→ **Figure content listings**
>> Start
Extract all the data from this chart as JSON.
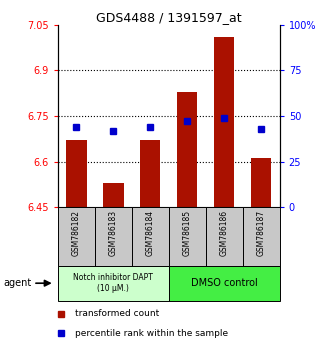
{
  "title": "GDS4488 / 1391597_at",
  "samples": [
    "GSM786182",
    "GSM786183",
    "GSM786184",
    "GSM786185",
    "GSM786186",
    "GSM786187"
  ],
  "red_values": [
    6.67,
    6.53,
    6.67,
    6.83,
    7.01,
    6.61
  ],
  "blue_values": [
    44,
    42,
    44,
    47,
    49,
    43
  ],
  "ylim_left": [
    6.45,
    7.05
  ],
  "ylim_right": [
    0,
    100
  ],
  "yticks_left": [
    6.45,
    6.6,
    6.75,
    6.9,
    7.05
  ],
  "yticks_right": [
    0,
    25,
    50,
    75,
    100
  ],
  "ytick_labels_left": [
    "6.45",
    "6.6",
    "6.75",
    "6.9",
    "7.05"
  ],
  "ytick_labels_right": [
    "0",
    "25",
    "50",
    "75",
    "100%"
  ],
  "hlines": [
    6.6,
    6.75,
    6.9
  ],
  "bar_color": "#aa1100",
  "marker_color": "#0000cc",
  "bar_bottom": 6.45,
  "bar_width": 0.55,
  "group1_label": "Notch inhibitor DAPT\n(10 μM.)",
  "group2_label": "DMSO control",
  "group1_color": "#ccffcc",
  "group2_color": "#44ee44",
  "group1_indices": [
    0,
    1,
    2
  ],
  "group2_indices": [
    3,
    4,
    5
  ],
  "agent_label": "agent",
  "legend_red": "transformed count",
  "legend_blue": "percentile rank within the sample",
  "tick_area_bg": "#c8c8c8"
}
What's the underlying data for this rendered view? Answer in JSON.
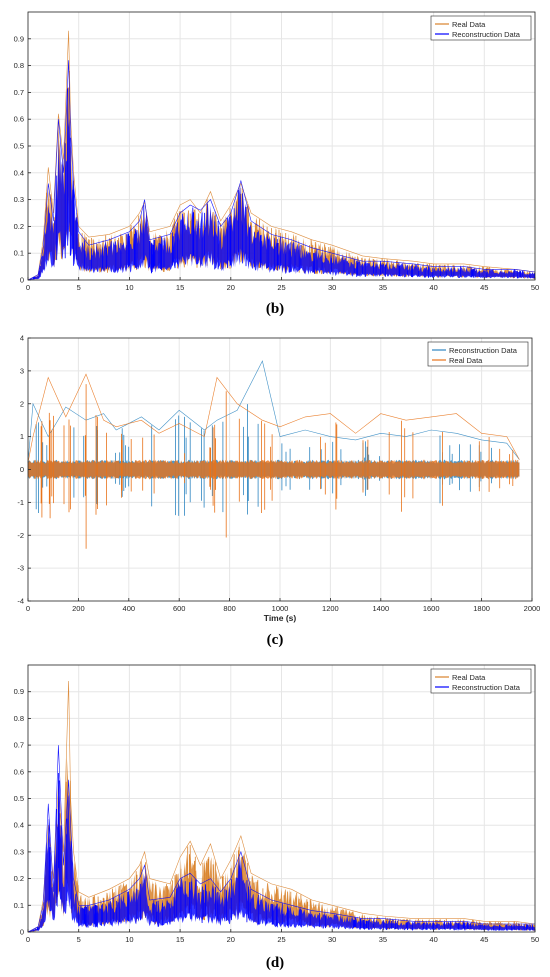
{
  "chart_data": [
    {
      "type": "line",
      "caption": "(b)",
      "xlabel": "",
      "ylabel": "",
      "xlim": [
        0,
        50
      ],
      "ylim": [
        0,
        1
      ],
      "xticks": [
        0,
        5,
        10,
        15,
        20,
        25,
        30,
        35,
        40,
        45,
        50
      ],
      "yticks": [
        0,
        0.1,
        0.2,
        0.3,
        0.4,
        0.5,
        0.6,
        0.7,
        0.8,
        0.9
      ],
      "ytick_labels": [
        "0",
        "0.1",
        "0.2",
        "0.3",
        "0.4",
        "0.5",
        "0.6",
        "0.7",
        "0.8",
        "0.9"
      ],
      "grid": true,
      "legend_position": "top-right",
      "legend": [
        "Real Data",
        "Reconstruction Data"
      ],
      "series": [
        {
          "name": "Real Data",
          "color": "#D9822B",
          "x": [
            0,
            1,
            1.5,
            2,
            2.5,
            3,
            3.5,
            4,
            4.2,
            4.5,
            5,
            6,
            8,
            10,
            11,
            11.5,
            12,
            14,
            15,
            16,
            17,
            18,
            19,
            20,
            21,
            22,
            24,
            26,
            28,
            30,
            33,
            35,
            38,
            40,
            43,
            45,
            48,
            50
          ],
          "y": [
            0,
            0.02,
            0.15,
            0.42,
            0.25,
            0.62,
            0.45,
            0.93,
            0.6,
            0.4,
            0.2,
            0.16,
            0.17,
            0.2,
            0.25,
            0.29,
            0.18,
            0.2,
            0.28,
            0.3,
            0.25,
            0.33,
            0.22,
            0.28,
            0.36,
            0.25,
            0.2,
            0.18,
            0.15,
            0.13,
            0.09,
            0.08,
            0.07,
            0.06,
            0.06,
            0.05,
            0.04,
            0.03
          ]
        },
        {
          "name": "Reconstruction Data",
          "color": "#0000FF",
          "x": [
            0,
            1,
            1.5,
            2,
            2.5,
            3,
            3.5,
            4,
            4.2,
            4.5,
            5,
            6,
            8,
            10,
            11,
            11.5,
            12,
            14,
            15,
            16,
            17,
            18,
            19,
            20,
            21,
            22,
            24,
            26,
            28,
            30,
            33,
            35,
            38,
            40,
            43,
            45,
            48,
            50
          ],
          "y": [
            0,
            0.02,
            0.12,
            0.36,
            0.22,
            0.6,
            0.4,
            0.82,
            0.55,
            0.35,
            0.18,
            0.13,
            0.15,
            0.18,
            0.22,
            0.3,
            0.15,
            0.17,
            0.25,
            0.28,
            0.26,
            0.3,
            0.2,
            0.25,
            0.37,
            0.22,
            0.17,
            0.15,
            0.12,
            0.1,
            0.07,
            0.07,
            0.06,
            0.05,
            0.05,
            0.04,
            0.04,
            0.03
          ]
        }
      ]
    },
    {
      "type": "line",
      "caption": "(c)",
      "xlabel": "Time (s)",
      "ylabel": "",
      "xlim": [
        0,
        2000
      ],
      "ylim": [
        -4,
        4
      ],
      "xticks": [
        0,
        200,
        400,
        600,
        800,
        1000,
        1200,
        1400,
        1600,
        1800,
        2000
      ],
      "yticks": [
        -4,
        -3,
        -2,
        -1,
        0,
        1,
        2,
        3,
        4
      ],
      "ytick_labels": [
        "-4",
        "-3",
        "-2",
        "-1",
        "0",
        "1",
        "2",
        "3",
        "4"
      ],
      "grid": true,
      "legend_position": "top-right",
      "legend": [
        "Reconstruction Data",
        "Real Data"
      ],
      "series": [
        {
          "name": "Reconstruction Data",
          "color": "#2E86C1",
          "x": [
            0,
            20,
            80,
            150,
            230,
            300,
            350,
            450,
            520,
            600,
            700,
            750,
            830,
            930,
            1000,
            1100,
            1200,
            1300,
            1400,
            1500,
            1600,
            1700,
            1800,
            1900,
            1950
          ],
          "y": [
            0.2,
            2.0,
            1.0,
            1.9,
            1.5,
            1.7,
            1.2,
            1.6,
            1.2,
            1.8,
            1.2,
            1.5,
            1.8,
            3.3,
            1.0,
            1.2,
            1.0,
            0.9,
            1.1,
            1.0,
            1.2,
            1.1,
            0.9,
            0.8,
            0.3
          ]
        },
        {
          "name": "Real Data",
          "color": "#E8731A",
          "x": [
            0,
            20,
            80,
            150,
            230,
            300,
            350,
            450,
            520,
            600,
            700,
            750,
            830,
            930,
            1000,
            1100,
            1200,
            1300,
            1400,
            1500,
            1600,
            1700,
            1800,
            1900,
            1950
          ],
          "y": [
            0.2,
            1.0,
            2.8,
            1.6,
            2.9,
            1.5,
            1.3,
            1.5,
            1.1,
            1.4,
            1.0,
            2.8,
            2.0,
            1.5,
            1.3,
            1.6,
            1.7,
            1.1,
            1.7,
            1.5,
            1.6,
            1.7,
            1.1,
            1.0,
            0.3
          ]
        }
      ]
    },
    {
      "type": "line",
      "caption": "(d)",
      "xlabel": "",
      "ylabel": "",
      "xlim": [
        0,
        50
      ],
      "ylim": [
        0,
        1
      ],
      "xticks": [
        0,
        5,
        10,
        15,
        20,
        25,
        30,
        35,
        40,
        45,
        50
      ],
      "yticks": [
        0,
        0.1,
        0.2,
        0.3,
        0.4,
        0.5,
        0.6,
        0.7,
        0.8,
        0.9
      ],
      "ytick_labels": [
        "0",
        "0.1",
        "0.2",
        "0.3",
        "0.4",
        "0.5",
        "0.6",
        "0.7",
        "0.8",
        "0.9"
      ],
      "grid": true,
      "legend_position": "top-right",
      "legend": [
        "Real Data",
        "Reconstruction Data"
      ],
      "series": [
        {
          "name": "Real Data",
          "color": "#D9822B",
          "x": [
            0,
            1,
            1.5,
            2,
            2.5,
            3,
            3.5,
            4,
            4.2,
            4.5,
            5,
            6,
            8,
            10,
            11,
            11.5,
            12,
            14,
            15,
            16,
            17,
            18,
            19,
            20,
            21,
            22,
            24,
            26,
            28,
            30,
            33,
            35,
            38,
            40,
            43,
            45,
            48,
            50
          ],
          "y": [
            0,
            0.02,
            0.12,
            0.4,
            0.2,
            0.55,
            0.3,
            0.94,
            0.5,
            0.3,
            0.15,
            0.13,
            0.16,
            0.2,
            0.25,
            0.3,
            0.2,
            0.18,
            0.28,
            0.34,
            0.25,
            0.33,
            0.2,
            0.27,
            0.36,
            0.22,
            0.18,
            0.16,
            0.12,
            0.1,
            0.07,
            0.06,
            0.05,
            0.05,
            0.05,
            0.04,
            0.04,
            0.03
          ]
        },
        {
          "name": "Reconstruction Data",
          "color": "#0000FF",
          "x": [
            0,
            1,
            1.5,
            2,
            2.5,
            3,
            3.5,
            4,
            4.2,
            4.5,
            5,
            6,
            8,
            10,
            11,
            11.5,
            12,
            14,
            15,
            16,
            17,
            18,
            19,
            20,
            21,
            22,
            24,
            26,
            28,
            30,
            33,
            35,
            38,
            40,
            43,
            45,
            48,
            50
          ],
          "y": [
            0,
            0.02,
            0.1,
            0.48,
            0.15,
            0.7,
            0.25,
            0.57,
            0.4,
            0.2,
            0.1,
            0.1,
            0.12,
            0.16,
            0.2,
            0.25,
            0.12,
            0.13,
            0.2,
            0.22,
            0.18,
            0.2,
            0.15,
            0.2,
            0.3,
            0.16,
            0.12,
            0.1,
            0.08,
            0.07,
            0.05,
            0.05,
            0.04,
            0.04,
            0.04,
            0.03,
            0.03,
            0.03
          ]
        }
      ]
    }
  ]
}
>> End
Pull out all lines of the data with the string "this".

Extract all the data from this chart as JSON.
What's the underlying data for this rendered view? Answer in JSON.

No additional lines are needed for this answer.